From the entries below, copy every line holding the word "mRNA".

[Items listed in a dataset]
[Start of section]

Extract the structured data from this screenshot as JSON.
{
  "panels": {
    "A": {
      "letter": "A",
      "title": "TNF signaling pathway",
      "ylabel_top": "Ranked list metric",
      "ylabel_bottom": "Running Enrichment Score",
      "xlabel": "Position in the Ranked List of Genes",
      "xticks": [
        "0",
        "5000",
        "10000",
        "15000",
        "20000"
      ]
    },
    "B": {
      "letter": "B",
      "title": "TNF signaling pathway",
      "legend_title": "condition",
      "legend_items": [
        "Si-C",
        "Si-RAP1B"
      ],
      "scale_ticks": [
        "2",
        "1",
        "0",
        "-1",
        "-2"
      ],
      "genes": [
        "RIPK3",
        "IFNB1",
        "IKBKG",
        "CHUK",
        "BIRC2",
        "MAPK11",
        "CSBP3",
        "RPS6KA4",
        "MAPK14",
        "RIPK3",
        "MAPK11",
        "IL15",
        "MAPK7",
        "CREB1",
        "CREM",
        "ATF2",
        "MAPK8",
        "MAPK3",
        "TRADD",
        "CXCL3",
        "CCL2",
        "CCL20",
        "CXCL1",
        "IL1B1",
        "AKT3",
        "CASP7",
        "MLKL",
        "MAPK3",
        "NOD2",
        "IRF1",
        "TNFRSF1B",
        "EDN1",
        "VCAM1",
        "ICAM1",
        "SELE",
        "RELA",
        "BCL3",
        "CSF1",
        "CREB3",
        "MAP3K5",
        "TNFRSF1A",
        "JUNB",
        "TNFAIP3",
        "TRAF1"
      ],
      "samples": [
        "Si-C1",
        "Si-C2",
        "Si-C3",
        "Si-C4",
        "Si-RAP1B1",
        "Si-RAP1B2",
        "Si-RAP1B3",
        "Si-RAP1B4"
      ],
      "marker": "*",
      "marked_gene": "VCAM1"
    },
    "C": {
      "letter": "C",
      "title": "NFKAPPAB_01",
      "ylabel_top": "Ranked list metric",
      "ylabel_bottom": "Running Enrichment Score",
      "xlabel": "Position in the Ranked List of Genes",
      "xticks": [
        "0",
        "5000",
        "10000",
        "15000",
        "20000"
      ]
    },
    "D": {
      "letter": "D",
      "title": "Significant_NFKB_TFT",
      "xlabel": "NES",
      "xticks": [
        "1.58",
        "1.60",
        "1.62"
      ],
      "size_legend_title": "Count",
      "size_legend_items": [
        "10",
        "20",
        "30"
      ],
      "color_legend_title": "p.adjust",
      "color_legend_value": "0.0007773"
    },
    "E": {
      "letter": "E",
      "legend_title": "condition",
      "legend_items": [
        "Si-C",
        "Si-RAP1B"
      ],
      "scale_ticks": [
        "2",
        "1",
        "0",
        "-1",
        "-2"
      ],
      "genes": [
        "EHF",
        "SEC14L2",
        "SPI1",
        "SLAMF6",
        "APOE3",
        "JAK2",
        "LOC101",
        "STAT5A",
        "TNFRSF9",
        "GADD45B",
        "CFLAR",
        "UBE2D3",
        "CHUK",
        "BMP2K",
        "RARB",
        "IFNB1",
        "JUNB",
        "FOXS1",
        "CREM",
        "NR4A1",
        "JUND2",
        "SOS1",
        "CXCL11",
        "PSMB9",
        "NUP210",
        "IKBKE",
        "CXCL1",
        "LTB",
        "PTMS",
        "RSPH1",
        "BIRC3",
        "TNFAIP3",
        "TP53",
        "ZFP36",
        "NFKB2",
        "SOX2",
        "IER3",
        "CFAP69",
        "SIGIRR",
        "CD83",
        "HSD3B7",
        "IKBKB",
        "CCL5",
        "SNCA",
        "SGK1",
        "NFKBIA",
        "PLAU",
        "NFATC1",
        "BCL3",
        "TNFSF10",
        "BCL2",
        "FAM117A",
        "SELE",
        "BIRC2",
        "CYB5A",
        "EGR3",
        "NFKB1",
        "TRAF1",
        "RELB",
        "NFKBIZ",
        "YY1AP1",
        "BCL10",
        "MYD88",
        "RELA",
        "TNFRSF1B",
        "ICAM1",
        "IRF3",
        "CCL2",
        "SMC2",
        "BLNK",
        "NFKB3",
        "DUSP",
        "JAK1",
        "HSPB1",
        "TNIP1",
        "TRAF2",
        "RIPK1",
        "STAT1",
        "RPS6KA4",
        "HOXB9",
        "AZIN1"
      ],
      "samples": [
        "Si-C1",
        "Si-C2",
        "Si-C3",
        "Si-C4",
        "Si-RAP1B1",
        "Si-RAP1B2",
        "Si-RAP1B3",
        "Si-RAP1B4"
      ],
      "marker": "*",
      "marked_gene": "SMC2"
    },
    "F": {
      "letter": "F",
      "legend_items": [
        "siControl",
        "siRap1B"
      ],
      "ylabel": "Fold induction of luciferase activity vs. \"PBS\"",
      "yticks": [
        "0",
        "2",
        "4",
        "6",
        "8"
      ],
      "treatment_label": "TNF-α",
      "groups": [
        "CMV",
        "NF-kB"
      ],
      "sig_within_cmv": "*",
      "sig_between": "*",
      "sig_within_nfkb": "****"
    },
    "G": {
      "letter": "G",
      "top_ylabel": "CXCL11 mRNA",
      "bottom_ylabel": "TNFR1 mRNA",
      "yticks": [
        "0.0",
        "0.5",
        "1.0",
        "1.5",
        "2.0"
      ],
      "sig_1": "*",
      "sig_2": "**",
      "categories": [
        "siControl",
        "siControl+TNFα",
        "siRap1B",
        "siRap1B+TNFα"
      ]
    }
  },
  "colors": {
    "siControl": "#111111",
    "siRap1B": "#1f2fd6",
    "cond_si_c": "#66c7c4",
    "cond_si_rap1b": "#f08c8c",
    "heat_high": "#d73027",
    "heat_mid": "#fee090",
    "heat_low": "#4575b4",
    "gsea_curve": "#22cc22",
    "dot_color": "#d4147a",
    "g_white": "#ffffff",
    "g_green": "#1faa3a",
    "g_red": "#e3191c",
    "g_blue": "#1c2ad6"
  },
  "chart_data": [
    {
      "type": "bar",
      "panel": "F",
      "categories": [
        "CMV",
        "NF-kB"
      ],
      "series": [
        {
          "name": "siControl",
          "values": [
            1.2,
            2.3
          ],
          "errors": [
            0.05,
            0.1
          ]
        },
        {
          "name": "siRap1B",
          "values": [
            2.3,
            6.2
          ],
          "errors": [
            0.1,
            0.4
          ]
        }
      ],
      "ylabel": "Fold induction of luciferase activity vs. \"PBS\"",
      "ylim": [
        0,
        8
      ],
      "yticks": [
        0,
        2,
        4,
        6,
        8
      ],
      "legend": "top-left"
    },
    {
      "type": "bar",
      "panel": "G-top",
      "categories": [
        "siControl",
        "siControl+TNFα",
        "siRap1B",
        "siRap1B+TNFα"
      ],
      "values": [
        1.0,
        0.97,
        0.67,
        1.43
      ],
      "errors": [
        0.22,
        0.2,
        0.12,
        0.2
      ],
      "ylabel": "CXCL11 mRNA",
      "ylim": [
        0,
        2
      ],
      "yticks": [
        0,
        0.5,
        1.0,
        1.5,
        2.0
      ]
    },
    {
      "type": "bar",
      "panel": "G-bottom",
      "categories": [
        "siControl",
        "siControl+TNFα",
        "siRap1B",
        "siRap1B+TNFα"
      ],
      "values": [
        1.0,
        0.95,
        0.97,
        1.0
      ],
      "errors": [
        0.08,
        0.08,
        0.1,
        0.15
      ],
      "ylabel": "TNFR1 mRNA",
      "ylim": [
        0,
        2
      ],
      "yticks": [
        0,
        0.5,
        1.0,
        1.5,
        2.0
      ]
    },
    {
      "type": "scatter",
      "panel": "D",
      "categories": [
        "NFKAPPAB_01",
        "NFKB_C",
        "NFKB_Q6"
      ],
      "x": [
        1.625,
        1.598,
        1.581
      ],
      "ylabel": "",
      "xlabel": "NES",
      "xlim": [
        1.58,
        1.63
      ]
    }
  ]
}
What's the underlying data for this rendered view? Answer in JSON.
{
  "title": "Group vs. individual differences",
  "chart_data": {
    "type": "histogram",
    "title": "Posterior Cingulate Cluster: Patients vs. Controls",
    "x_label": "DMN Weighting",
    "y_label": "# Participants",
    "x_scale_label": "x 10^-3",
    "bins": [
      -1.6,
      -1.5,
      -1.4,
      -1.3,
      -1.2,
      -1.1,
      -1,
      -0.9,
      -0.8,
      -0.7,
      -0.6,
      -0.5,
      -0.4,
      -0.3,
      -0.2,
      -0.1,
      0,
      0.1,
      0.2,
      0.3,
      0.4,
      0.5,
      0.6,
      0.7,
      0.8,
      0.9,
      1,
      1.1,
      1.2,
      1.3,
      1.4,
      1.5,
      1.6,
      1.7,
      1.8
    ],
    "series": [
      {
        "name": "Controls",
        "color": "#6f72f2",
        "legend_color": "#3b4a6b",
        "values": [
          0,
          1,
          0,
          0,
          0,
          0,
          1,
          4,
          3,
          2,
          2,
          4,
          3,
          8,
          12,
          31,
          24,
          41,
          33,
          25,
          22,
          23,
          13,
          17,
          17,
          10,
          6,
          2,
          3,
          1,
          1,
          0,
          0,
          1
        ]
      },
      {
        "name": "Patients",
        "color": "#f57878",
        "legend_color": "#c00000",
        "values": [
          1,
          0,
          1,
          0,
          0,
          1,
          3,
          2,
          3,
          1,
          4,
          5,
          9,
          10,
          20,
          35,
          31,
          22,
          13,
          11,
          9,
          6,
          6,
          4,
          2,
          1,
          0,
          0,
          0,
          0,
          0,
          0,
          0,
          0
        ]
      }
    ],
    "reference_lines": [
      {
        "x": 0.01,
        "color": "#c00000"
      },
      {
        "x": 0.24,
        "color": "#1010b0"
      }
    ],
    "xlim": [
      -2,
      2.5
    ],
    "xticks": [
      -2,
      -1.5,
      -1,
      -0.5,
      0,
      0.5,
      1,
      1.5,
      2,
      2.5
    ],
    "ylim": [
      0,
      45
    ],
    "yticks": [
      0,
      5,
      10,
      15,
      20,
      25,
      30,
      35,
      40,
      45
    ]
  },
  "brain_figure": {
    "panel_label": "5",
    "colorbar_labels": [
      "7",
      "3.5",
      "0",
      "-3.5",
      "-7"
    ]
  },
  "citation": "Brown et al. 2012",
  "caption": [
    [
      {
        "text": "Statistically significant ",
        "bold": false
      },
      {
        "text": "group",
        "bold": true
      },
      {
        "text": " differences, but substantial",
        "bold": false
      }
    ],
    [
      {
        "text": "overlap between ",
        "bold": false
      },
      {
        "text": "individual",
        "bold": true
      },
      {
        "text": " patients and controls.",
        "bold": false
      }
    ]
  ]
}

[End of section]

▸ **Answer to this problem**
      "top_ylabel": "CXCL11 mRNA",
      "bottom_ylabel": "TNFR1 mRNA",
      "ylabel": "CXCL11 mRNA",
      "ylabel": "TNFR1 mRNA",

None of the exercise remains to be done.